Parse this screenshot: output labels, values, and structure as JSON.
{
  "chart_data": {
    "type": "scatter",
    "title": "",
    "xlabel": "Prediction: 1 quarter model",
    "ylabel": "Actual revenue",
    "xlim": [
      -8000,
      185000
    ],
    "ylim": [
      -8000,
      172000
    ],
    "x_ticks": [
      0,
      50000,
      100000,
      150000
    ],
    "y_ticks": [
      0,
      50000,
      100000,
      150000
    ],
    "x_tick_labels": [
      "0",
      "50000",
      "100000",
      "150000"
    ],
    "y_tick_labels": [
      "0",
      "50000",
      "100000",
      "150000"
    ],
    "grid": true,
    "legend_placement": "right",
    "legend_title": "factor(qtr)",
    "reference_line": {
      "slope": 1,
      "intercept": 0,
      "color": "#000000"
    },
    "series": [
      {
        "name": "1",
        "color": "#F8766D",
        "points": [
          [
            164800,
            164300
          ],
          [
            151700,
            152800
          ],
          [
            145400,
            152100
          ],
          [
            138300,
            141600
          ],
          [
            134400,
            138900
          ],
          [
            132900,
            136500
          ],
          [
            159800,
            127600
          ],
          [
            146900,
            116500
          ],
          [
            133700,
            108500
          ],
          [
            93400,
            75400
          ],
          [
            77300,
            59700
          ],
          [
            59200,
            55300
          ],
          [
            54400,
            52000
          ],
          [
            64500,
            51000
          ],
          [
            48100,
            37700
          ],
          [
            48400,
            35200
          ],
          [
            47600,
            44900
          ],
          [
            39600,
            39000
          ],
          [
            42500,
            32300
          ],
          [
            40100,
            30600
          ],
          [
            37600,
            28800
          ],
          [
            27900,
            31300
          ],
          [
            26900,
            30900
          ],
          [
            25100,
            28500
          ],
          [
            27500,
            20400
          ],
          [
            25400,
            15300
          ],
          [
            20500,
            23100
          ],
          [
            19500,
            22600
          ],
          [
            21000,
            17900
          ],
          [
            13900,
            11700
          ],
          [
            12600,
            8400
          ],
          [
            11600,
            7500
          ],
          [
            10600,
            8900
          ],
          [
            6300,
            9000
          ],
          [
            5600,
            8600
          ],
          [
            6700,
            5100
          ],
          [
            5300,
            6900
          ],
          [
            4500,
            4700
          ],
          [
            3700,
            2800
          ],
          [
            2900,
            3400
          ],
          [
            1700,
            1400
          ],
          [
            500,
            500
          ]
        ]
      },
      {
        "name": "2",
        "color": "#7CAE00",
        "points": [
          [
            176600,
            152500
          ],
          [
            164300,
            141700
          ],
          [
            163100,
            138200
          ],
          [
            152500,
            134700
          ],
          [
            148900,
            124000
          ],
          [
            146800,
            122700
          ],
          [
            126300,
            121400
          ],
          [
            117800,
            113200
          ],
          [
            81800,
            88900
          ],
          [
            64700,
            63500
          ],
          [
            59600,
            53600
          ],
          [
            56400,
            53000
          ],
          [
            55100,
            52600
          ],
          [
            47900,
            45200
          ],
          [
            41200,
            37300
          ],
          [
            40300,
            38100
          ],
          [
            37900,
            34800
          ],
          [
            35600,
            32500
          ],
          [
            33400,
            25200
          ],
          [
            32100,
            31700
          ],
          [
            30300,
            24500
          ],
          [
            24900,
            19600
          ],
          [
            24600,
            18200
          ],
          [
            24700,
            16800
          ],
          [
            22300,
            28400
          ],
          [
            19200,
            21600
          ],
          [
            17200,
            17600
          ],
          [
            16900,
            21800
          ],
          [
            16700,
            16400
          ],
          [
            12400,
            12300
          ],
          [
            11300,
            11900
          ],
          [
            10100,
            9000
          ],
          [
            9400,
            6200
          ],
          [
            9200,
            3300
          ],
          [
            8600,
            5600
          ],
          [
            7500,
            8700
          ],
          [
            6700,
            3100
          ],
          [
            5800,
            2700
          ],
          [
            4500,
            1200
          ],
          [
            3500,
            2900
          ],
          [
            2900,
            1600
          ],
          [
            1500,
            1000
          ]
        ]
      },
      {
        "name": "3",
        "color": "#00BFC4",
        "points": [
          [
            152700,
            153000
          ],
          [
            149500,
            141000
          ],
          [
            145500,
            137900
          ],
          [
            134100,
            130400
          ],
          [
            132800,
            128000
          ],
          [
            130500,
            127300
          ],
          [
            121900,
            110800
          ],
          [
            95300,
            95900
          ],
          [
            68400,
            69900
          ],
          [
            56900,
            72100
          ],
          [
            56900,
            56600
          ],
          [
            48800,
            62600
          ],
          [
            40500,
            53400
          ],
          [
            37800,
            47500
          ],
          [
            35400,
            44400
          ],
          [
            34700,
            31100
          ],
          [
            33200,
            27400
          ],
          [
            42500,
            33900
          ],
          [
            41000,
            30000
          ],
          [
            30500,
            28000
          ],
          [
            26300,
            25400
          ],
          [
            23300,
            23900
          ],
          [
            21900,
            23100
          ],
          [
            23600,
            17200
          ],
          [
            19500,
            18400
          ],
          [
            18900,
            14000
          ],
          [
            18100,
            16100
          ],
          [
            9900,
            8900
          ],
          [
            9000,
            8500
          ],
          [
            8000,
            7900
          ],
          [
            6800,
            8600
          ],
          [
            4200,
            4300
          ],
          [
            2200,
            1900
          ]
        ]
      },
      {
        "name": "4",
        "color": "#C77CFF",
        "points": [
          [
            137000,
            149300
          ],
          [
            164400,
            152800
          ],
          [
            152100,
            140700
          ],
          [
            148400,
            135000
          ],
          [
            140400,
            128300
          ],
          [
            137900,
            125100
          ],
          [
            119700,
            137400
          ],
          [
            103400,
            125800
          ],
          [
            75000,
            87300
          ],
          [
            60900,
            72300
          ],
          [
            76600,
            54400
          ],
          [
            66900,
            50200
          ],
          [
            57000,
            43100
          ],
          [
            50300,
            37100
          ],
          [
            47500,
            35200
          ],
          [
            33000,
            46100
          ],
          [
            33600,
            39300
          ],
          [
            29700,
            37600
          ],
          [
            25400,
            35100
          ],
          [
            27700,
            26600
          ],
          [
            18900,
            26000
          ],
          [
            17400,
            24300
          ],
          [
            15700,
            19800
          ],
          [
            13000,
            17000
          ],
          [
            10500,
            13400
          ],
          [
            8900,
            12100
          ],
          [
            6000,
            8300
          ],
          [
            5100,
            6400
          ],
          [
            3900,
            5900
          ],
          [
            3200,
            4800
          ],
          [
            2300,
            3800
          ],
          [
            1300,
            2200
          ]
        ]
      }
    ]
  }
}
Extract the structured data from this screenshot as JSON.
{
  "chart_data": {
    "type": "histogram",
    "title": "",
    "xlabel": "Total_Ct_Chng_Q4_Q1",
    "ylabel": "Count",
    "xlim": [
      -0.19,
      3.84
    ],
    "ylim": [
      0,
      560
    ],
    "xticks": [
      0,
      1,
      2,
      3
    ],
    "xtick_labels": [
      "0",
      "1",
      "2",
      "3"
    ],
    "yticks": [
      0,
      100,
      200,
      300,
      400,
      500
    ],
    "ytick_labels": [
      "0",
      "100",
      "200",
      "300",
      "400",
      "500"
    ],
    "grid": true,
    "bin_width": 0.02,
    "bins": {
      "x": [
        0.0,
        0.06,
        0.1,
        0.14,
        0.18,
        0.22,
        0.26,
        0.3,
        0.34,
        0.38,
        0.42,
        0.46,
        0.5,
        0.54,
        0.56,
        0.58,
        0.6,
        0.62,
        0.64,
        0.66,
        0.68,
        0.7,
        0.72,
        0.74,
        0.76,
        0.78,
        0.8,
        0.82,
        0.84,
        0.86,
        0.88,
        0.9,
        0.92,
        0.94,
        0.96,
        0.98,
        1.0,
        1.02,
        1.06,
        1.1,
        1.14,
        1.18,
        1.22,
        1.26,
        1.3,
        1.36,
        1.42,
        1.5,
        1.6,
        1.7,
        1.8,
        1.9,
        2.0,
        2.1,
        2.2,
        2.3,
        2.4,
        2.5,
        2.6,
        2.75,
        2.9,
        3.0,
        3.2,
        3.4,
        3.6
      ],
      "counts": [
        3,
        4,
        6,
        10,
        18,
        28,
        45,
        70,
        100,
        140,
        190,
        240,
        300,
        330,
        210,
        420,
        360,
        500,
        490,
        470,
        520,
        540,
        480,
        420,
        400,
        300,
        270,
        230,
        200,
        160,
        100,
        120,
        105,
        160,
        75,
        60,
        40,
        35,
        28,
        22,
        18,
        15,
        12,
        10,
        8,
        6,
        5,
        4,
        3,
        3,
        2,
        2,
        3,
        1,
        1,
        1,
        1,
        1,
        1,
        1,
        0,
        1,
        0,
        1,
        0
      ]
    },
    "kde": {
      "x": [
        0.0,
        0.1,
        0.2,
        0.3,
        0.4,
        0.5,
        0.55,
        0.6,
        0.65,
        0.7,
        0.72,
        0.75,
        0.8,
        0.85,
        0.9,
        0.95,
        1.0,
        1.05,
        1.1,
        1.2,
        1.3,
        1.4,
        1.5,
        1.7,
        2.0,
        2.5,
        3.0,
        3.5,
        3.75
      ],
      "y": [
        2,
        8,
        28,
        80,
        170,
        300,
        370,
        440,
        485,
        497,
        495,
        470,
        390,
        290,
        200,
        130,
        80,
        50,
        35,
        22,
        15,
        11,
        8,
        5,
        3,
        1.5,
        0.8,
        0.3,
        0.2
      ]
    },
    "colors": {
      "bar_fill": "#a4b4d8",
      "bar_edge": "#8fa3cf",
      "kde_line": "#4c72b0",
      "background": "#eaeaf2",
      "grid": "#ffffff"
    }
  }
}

Exercise details
Locate the string "this" in the listing above and copy every line where it occurs.

Written response
Parse this screenshot: output labels, values, and structure as JSON.
Extract the structured data from this screenshot as JSON.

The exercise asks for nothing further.